Pictures stay out of the copy; restate everything else in the material exactly.
-- Start Working data --
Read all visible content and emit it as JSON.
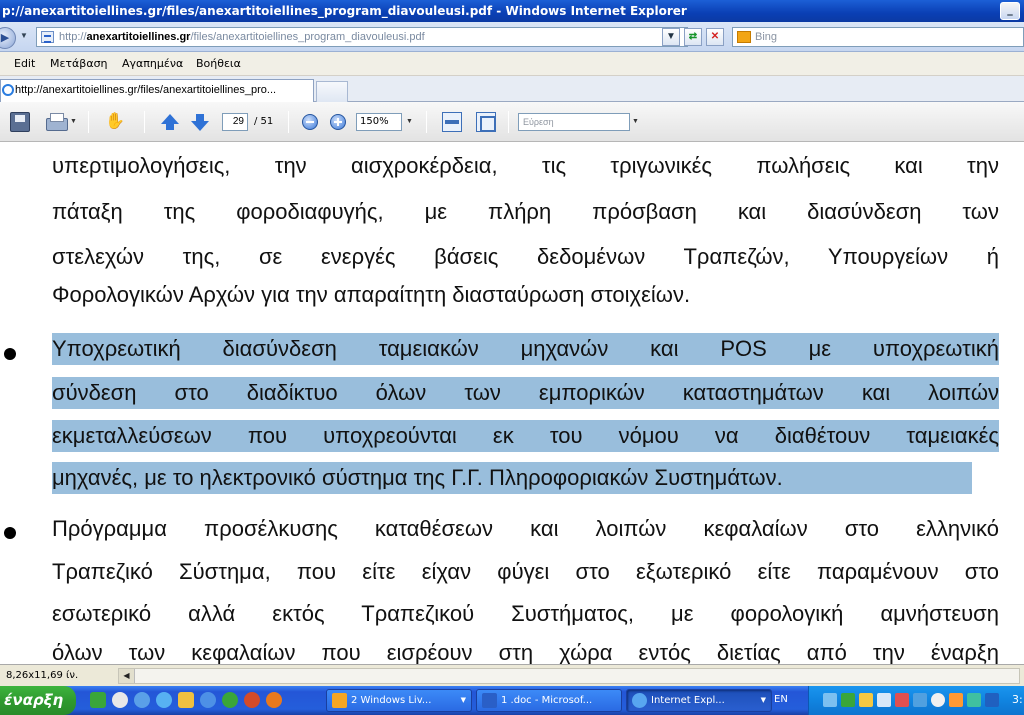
{
  "window": {
    "title": "p://anexartitoiellines.gr/files/anexartitoiellines_program_diavouleusi.pdf - Windows Internet Explorer",
    "minimize_glyph": "_"
  },
  "address_bar": {
    "url_prefix": "http://",
    "url_host": "anexartitoiellines.gr",
    "url_path": "/files/anexartitoiellines_program_diavouleusi.pdf",
    "search_placeholder": "Bing"
  },
  "menu": {
    "items": [
      "Edit",
      "Μετάβαση",
      "Αγαπημένα",
      "Βοήθεια"
    ]
  },
  "tabs": {
    "active_label": "http://anexartitoiellines.gr/files/anexartitoiellines_pro..."
  },
  "pdf_toolbar": {
    "current_page": "29",
    "total_pages": "/ 51",
    "zoom": "150%",
    "find_placeholder": "Εύρεση"
  },
  "document": {
    "lines": [
      "υπερτιμολογήσεις, την αισχροκέρδεια, τις τριγωνικές πωλήσεις και την",
      "πάταξη της φοροδιαφυγής, με πλήρη πρόσβαση και διασύνδεση των",
      "στελεχών της, σε ενεργές βάσεις δεδομένων Τραπεζών, Υπουργείων ή",
      "Φορολογικών Αρχών για την απαραίτητη διασταύρωση στοιχείων.",
      "Υποχρεωτική διασύνδεση ταμειακών μηχανών και POS με υποχρεωτική",
      "σύνδεση στο διαδίκτυο όλων των εμπορικών καταστημάτων και λοιπών",
      "εκμεταλλεύσεων που υποχρεούνται εκ του νόμου να διαθέτουν ταμειακές",
      "μηχανές, με το ηλεκτρονικό σύστημα της Γ.Γ. Πληροφοριακών Συστημάτων.",
      "Πρόγραμμα προσέλκυσης καταθέσεων και λοιπών κεφαλαίων στο ελληνικό",
      "Τραπεζικό Σύστημα, που είτε είχαν φύγει στο εξωτερικό είτε παραμένουν στο",
      "εσωτερικό αλλά εκτός Τραπεζικού Συστήματος, με φορολογική αμνήστευση",
      "όλων των κεφαλαίων που εισρέουν στη χώρα εντός διετίας από την έναρξη"
    ],
    "highlight_color": "#99bedc"
  },
  "status_bar": {
    "page_size": "8,26x11,69 ίν."
  },
  "taskbar": {
    "start_label": "έναρξη",
    "tasks": [
      {
        "label": "2 Windows Liv...",
        "icon_color": "#f5a623"
      },
      {
        "label": "1 .doc - Microsof...",
        "icon_color": "#2a5fc7"
      },
      {
        "label": "Internet Expl...",
        "icon_color": "#58a6f0"
      }
    ],
    "language": "EN",
    "clock": "3:"
  }
}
-- End Working data --
* [Task output]:
Read all visible content and emit it as JSON.
{
  "window": {
    "title": "p://anexartitoiellines.gr/files/anexartitoiellines_program_diavouleusi.pdf - Windows Internet Explorer",
    "minimize_glyph": "_"
  },
  "address_bar": {
    "url_prefix": "http://",
    "url_host": "anexartitoiellines.gr",
    "url_path": "/files/anexartitoiellines_program_diavouleusi.pdf",
    "search_placeholder": "Bing"
  },
  "menu": {
    "items": [
      "Edit",
      "Μετάβαση",
      "Αγαπημένα",
      "Βοήθεια"
    ]
  },
  "tabs": {
    "active_label": "http://anexartitoiellines.gr/files/anexartitoiellines_pro..."
  },
  "pdf_toolbar": {
    "current_page": "29",
    "total_pages": "/ 51",
    "zoom": "150%",
    "find_placeholder": "Εύρεση"
  },
  "document": {
    "lines": [
      "υπερτιμολογήσεις, την αισχροκέρδεια, τις τριγωνικές πωλήσεις και την",
      "πάταξη της φοροδιαφυγής, με πλήρη πρόσβαση και διασύνδεση των",
      "στελεχών της, σε ενεργές βάσεις δεδομένων Τραπεζών, Υπουργείων ή",
      "Φορολογικών Αρχών για την απαραίτητη διασταύρωση στοιχείων.",
      "Υποχρεωτική διασύνδεση ταμειακών μηχανών και POS με υποχρεωτική",
      "σύνδεση στο διαδίκτυο όλων των εμπορικών καταστημάτων και λοιπών",
      "εκμεταλλεύσεων που υποχρεούνται εκ του νόμου να διαθέτουν ταμειακές",
      "μηχανές, με το ηλεκτρονικό σύστημα της Γ.Γ. Πληροφοριακών Συστημάτων.",
      "Πρόγραμμα προσέλκυσης καταθέσεων και λοιπών κεφαλαίων στο ελληνικό",
      "Τραπεζικό Σύστημα, που είτε είχαν φύγει στο εξωτερικό είτε παραμένουν στο",
      "εσωτερικό αλλά εκτός Τραπεζικού Συστήματος, με φορολογική αμνήστευση",
      "όλων των κεφαλαίων που εισρέουν στη χώρα εντός διετίας από την έναρξη"
    ],
    "highlight_color": "#99bedc"
  },
  "status_bar": {
    "page_size": "8,26x11,69 ίν."
  },
  "taskbar": {
    "start_label": "έναρξη",
    "tasks": [
      {
        "label": "2 Windows Liv...",
        "icon_color": "#f5a623"
      },
      {
        "label": "1 .doc - Microsof...",
        "icon_color": "#2a5fc7"
      },
      {
        "label": "Internet Expl...",
        "icon_color": "#58a6f0"
      }
    ],
    "language": "EN",
    "clock": "3:"
  }
}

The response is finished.